━━━ Supplied records ━━━
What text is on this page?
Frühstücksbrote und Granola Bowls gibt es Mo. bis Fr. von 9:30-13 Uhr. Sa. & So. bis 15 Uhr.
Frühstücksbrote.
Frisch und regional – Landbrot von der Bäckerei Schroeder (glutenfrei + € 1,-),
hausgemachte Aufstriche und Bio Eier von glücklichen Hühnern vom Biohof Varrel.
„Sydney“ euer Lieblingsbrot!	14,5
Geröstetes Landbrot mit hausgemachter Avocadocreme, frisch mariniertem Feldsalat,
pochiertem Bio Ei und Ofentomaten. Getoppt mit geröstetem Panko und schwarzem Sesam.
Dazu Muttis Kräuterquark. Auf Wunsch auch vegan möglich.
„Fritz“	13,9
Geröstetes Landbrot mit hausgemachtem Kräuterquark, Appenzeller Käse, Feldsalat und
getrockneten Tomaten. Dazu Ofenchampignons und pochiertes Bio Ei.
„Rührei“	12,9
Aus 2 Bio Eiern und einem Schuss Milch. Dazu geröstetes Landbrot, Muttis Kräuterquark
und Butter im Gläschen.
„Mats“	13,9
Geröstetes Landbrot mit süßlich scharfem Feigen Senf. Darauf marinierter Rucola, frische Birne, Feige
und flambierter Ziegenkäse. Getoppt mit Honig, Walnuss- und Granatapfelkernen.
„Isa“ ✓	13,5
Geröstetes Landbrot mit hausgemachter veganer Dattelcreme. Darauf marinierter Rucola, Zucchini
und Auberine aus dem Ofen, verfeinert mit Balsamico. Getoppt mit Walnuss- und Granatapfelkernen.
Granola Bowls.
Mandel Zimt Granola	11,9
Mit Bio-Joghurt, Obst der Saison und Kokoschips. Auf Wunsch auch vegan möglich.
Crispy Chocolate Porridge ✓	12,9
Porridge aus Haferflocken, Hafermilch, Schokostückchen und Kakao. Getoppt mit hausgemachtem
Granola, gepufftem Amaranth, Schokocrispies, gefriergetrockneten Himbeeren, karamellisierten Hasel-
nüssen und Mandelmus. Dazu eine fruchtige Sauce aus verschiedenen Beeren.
━━━
• **What is needed**
Each record should come back exactly as written.

• **Right answer**
What text is on this page?
Frühstücksbrote und Granola Bowls gibt es Mo. bis Fr. von 9:30-13 Uhr. Sa. & So. bis 15 Uhr.
Frühstücksbrote.
Frisch und regional – Landbrot von der Bäckerei Schroeder (glutenfrei + € 1,-),
hausgemachte Aufstriche und Bio Eier von glücklichen Hühnern vom Biohof Varrel.
„Sydney“ euer Lieblingsbrot!	14,5
Geröstetes Landbrot mit hausgemachter Avocadocreme, frisch mariniertem Feldsalat,
pochiertem Bio Ei und Ofentomaten. Getoppt mit geröstetem Panko und schwarzem Sesam.
Dazu Muttis Kräuterquark. Auf Wunsch auch vegan möglich.
„Fritz“	13,9
Geröstetes Landbrot mit hausgemachtem Kräuterquark, Appenzeller Käse, Feldsalat und
getrockneten Tomaten. Dazu Ofenchampignons und pochiertes Bio Ei.
„Rührei“	12,9
Aus 2 Bio Eiern und einem Schuss Milch. Dazu geröstetes Landbrot, Muttis Kräuterquark
und Butter im Gläschen.
„Mats“	13,9
Geröstetes Landbrot mit süßlich scharfem Feigen Senf. Darauf marinierter Rucola, frische Birne, Feige
und flambierter Ziegenkäse. Getoppt mit Honig, Walnuss- und Granatapfelkernen.
„Isa“ ✓	13,5
Geröstetes Landbrot mit hausgemachter veganer Dattelcreme. Darauf marinierter Rucola, Zucchini
und Auberine aus dem Ofen, verfeinert mit Balsamico. Getoppt mit Walnuss- und Granatapfelkernen.
Granola Bowls.
Mandel Zimt Granola	11,9
Mit Bio-Joghurt, Obst der Saison und Kokoschips. Auf Wunsch auch vegan möglich.
Crispy Chocolate Porridge ✓	12,9
Porridge aus Haferflocken, Hafermilch, Schokostückchen und Kakao. Getoppt mit hausgemachtem
Granola, gepufftem Amaranth, Schokocrispies, gefriergetrockneten Himbeeren, karamellisierten Hasel-
nüssen und Mandelmus. Dazu eine fruchtige Sauce aus verschiedenen Beeren.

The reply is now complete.